Der Leitfaden dieses Konzeptes ist die spezielle Verbindung der beiden, die eben sehr verschiedene kulturelle Hintergründe mitbringen, die sich im Laufe ihres gemeinsamen Weges vielen Begegnungen mit in Deutschland lebenden Menschen ausgesetzt sahen, die von diesem Denken geprägt waren. Gelebter Rassismus, Vorurteile und Irritationen im Alltag wurden sehr anschaulich, satirisch verpackt und dennoch entlarvend in unseren bequemen Freitagabend hineingespielt. Ich kann mir nicht vorstellen, dass das irgendjemanden der Anwesenden kalt gelassen hat.

Judy begleitete ihre Lieder dazu mit vielen Berichten und Gedanken aus ihrer Biografie, die sich neben den Erfahrungen in der deutschen Lebenswirklichkeit und dem Vergleich mit ihrer Zeit auf Barbados auch intensiv mit ihren Vorfahren und deren Geschichte beschäftigten. Ein Großteil der karibischen Bevölkerung geht auf afrikanische Sklaven zurück, die von den Europäern in deren Kolonien transportiert wurden. Was macht das mit dir, wenn du weißt, dass deine Vorfahren mit Gewalt aus ihrer Heimat verschleppt wurden und über Generationen als Leibeigene ihr Leben fristen mussten?

Patrick zog an diese Geschichten angelehnt einen weiten Bogen von den Ursprüngen des modernen Gesellschaftsbildes bei Kant über die amerikanische Verfassung und ihre Verstrickung mit dem europäischen Kolonialismus hin zu unserer deutschen Geschichte im 20. Jahrhundert – in der die besondere Familiengeschichte, der er entstammt, prägende Wendungen nahm.

Aufgabe:
Führe den Bericht über den Abend mit Judy und Patrick im Anschluss an seinen letzten Satz weiter.

Einträge:

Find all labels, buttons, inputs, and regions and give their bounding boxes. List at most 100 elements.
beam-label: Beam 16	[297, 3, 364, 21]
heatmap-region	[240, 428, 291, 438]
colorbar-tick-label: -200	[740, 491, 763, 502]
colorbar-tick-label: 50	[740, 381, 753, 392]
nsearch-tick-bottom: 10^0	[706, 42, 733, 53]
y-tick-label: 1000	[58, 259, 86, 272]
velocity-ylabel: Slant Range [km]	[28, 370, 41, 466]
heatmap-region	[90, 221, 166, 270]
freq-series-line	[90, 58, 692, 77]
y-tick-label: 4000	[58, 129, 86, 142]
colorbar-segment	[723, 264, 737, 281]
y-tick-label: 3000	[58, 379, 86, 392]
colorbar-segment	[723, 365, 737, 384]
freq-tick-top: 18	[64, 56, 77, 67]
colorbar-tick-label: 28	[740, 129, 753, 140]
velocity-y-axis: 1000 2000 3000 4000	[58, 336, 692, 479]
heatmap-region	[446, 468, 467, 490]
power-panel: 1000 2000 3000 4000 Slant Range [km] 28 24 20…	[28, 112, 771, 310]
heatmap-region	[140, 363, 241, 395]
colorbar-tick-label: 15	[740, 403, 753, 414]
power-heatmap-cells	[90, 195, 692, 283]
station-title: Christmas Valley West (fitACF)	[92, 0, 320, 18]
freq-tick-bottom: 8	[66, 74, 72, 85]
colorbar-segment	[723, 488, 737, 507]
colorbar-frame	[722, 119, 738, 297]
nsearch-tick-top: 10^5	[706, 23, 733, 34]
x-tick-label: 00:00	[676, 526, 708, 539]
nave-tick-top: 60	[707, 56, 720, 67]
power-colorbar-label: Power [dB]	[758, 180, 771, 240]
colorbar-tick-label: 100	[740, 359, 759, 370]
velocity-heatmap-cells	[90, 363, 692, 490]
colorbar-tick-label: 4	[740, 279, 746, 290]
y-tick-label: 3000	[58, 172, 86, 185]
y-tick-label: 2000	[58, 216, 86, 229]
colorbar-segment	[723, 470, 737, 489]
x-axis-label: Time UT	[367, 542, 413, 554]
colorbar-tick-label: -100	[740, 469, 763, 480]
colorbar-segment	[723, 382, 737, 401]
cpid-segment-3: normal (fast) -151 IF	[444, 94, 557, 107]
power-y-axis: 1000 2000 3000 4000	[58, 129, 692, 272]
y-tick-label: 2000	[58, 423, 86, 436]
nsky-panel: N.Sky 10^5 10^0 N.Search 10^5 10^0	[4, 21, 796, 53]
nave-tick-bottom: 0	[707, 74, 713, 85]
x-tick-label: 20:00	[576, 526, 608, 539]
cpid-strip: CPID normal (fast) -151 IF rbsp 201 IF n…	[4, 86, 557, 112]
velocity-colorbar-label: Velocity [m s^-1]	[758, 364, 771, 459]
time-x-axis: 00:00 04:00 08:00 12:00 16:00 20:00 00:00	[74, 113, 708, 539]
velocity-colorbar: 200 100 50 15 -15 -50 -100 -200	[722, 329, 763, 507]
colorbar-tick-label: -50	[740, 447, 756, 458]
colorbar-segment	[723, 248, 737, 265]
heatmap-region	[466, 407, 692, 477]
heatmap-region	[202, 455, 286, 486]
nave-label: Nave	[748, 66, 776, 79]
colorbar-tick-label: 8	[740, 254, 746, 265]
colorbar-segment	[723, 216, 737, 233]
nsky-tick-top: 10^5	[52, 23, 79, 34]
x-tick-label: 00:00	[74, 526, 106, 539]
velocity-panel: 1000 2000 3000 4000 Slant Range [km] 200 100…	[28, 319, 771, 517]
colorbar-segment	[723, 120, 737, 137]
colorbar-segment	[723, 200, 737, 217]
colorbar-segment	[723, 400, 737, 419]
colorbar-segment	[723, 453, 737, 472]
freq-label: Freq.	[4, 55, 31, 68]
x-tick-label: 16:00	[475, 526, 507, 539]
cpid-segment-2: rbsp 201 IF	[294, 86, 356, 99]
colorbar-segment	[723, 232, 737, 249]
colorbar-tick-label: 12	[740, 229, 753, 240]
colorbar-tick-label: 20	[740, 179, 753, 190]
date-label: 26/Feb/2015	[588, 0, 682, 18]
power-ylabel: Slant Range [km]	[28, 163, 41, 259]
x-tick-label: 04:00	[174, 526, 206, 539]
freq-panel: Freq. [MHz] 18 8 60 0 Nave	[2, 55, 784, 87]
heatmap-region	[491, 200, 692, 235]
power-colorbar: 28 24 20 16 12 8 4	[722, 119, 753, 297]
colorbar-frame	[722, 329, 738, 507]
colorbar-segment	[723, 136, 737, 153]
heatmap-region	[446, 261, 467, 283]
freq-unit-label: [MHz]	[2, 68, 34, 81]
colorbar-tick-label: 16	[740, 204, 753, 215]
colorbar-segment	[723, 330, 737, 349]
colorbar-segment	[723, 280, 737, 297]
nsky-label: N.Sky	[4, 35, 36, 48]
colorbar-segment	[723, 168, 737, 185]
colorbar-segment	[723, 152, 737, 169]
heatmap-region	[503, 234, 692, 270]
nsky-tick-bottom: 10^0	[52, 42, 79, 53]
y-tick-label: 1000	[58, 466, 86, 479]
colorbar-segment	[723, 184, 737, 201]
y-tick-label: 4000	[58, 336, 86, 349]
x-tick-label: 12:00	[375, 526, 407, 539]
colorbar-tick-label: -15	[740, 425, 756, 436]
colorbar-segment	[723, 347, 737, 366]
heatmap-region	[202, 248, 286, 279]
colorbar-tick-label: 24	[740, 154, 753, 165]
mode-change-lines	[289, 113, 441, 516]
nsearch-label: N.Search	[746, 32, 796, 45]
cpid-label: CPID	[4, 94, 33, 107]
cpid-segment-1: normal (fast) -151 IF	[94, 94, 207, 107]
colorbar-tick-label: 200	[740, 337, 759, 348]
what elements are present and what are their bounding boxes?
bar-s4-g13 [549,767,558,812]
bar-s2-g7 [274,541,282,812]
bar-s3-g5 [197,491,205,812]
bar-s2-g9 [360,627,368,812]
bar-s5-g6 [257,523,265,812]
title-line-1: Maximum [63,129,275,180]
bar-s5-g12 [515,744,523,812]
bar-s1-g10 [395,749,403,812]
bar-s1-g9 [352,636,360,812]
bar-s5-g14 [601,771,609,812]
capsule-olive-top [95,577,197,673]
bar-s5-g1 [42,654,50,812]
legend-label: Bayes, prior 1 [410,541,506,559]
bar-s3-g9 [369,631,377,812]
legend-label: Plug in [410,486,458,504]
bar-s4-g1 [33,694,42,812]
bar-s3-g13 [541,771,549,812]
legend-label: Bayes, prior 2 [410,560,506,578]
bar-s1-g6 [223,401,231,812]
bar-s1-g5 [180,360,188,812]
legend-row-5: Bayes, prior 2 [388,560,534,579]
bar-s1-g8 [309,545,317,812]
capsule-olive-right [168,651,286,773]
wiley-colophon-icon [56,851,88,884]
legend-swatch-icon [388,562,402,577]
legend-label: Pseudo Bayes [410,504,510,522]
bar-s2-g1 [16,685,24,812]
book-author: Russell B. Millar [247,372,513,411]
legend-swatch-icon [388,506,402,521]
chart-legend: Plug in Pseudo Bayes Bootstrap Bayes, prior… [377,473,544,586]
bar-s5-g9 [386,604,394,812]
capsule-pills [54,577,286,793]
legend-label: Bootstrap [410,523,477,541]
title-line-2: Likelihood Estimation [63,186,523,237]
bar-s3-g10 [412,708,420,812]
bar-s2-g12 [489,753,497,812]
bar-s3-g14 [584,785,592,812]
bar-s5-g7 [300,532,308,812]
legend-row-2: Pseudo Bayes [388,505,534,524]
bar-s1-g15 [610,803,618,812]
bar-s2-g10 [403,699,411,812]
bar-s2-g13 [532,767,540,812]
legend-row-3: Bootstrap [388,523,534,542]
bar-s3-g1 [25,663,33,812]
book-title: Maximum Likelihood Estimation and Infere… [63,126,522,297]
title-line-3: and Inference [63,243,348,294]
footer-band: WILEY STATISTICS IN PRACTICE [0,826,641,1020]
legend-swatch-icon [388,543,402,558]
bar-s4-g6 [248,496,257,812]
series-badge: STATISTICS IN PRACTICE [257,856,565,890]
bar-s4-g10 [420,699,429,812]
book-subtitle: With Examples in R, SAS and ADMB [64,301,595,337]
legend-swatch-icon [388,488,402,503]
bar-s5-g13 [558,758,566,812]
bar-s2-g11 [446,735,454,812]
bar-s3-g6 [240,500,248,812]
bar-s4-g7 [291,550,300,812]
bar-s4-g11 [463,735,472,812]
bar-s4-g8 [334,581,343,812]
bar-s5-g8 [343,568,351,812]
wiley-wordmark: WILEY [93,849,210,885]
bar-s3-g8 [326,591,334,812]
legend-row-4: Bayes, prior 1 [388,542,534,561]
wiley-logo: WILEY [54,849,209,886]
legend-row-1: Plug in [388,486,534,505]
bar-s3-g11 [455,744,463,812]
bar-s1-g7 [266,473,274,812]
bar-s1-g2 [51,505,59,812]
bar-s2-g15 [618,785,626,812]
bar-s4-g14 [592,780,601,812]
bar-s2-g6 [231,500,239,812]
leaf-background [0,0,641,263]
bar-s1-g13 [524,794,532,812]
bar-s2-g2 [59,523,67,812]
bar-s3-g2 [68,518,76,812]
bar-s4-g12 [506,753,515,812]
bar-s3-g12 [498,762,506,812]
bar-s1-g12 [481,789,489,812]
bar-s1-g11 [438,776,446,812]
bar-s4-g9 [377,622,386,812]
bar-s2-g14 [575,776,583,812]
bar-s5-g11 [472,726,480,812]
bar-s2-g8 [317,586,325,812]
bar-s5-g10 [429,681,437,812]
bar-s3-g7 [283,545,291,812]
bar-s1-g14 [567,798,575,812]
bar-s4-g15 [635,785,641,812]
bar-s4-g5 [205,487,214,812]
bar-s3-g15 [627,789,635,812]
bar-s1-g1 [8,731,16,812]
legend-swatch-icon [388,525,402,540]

Antwort:
Am Ende steht die Erkenntnis, dass unser – sprachlich beeinflusster – Blick auf die Welt begrenzt, oft auch überheblich ist, und nur einen schmalen Spalt der Realität erkennen lässt. Wieso kräht ein Hahn in unterschiedlichen Ländern anders – zumindest was die sprachlich-akustische Wiedergabe betrifft?

Das Leben ist nicht schwarz und weiß – so der Titel des Programms der beiden, humorvoll und wortgewandt zugespitzt, diese Botschaft hat mich durchaus nachdenklich nach Hause geschickt. Die sprachliche Gewandtheit Patrick Depuhls hat mich fasziniert und viel Spaß bereitet. Judy hat mich durch ihre Ausstrahlung mehr berührt als durch die Lieder. Diese fand ich tatsächlich eher durchschnittlich, vielleicht hat mich auch der Einsatz ihres Loopers gestört, über den sie quasi ihre fehlende Band eingespielt hat. Mir haben die nur mit der Gitarre gespielten Lieder besser gefallen.

Letzen Endes war ich froh, dabei gewesen sein zu können und möchte die Möglichkeit, über Konzerte und Aufführungen in unserem Gemeindehaus unseren gedanklichen Radius zu erweitern und anregende Räume der Begegnung zu schaffen, ausdrücklich empfehlen.